Entries taken from a collection:
##########

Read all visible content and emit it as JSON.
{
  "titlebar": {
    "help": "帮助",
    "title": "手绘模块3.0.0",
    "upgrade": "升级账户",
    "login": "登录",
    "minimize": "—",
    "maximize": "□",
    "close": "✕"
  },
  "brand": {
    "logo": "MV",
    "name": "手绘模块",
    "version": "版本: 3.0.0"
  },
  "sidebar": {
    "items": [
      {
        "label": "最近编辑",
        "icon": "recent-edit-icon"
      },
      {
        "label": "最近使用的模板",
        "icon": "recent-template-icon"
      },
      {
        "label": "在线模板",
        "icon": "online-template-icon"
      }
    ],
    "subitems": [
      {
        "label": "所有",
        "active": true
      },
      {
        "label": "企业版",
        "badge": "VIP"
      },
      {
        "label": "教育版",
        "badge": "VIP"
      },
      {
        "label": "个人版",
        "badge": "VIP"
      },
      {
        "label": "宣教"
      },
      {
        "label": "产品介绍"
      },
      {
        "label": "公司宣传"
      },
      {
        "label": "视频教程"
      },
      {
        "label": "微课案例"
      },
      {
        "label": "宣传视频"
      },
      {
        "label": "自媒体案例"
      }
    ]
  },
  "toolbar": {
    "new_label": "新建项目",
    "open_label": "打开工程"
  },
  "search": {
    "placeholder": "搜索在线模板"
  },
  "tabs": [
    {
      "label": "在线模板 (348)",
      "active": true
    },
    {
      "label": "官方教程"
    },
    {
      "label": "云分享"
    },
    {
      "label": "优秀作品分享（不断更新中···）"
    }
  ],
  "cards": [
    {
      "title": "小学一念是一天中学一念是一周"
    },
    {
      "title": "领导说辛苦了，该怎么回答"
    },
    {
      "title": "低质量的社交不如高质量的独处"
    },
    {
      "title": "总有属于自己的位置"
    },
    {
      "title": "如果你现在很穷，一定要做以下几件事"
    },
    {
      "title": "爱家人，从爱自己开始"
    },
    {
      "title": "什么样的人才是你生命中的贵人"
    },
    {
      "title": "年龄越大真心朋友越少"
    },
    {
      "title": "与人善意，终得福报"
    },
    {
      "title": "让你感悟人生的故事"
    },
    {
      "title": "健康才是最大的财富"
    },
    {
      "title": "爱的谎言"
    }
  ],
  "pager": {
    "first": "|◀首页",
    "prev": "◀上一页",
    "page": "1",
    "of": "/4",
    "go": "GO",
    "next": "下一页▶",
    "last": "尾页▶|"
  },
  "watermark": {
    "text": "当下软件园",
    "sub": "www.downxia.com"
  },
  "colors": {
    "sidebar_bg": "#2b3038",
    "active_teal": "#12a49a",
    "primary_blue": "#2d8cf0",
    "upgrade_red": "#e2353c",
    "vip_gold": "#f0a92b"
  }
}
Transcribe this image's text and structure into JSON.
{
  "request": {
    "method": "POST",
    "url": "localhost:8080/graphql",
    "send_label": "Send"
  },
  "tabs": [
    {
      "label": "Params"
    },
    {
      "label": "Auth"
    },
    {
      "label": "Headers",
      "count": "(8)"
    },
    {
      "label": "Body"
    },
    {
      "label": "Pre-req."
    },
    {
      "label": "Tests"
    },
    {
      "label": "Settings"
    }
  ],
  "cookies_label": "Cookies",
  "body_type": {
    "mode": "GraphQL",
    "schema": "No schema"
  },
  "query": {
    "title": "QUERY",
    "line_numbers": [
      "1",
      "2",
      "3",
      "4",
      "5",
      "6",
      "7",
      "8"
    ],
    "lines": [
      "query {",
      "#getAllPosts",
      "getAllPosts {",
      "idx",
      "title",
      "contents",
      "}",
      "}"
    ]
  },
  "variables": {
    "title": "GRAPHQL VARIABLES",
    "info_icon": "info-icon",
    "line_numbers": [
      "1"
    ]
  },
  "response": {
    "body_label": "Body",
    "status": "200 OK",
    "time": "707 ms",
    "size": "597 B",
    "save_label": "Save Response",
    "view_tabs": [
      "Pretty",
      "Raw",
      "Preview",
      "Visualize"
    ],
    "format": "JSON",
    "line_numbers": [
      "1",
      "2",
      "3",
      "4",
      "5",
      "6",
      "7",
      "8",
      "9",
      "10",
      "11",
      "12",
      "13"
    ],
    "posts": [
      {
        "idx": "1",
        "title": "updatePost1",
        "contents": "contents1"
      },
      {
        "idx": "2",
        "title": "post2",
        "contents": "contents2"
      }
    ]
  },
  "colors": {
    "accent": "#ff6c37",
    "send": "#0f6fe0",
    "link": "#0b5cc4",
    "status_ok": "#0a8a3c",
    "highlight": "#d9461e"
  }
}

##########

Give only the count of lines in which the string "icon" appears.

# [Answer in full]
4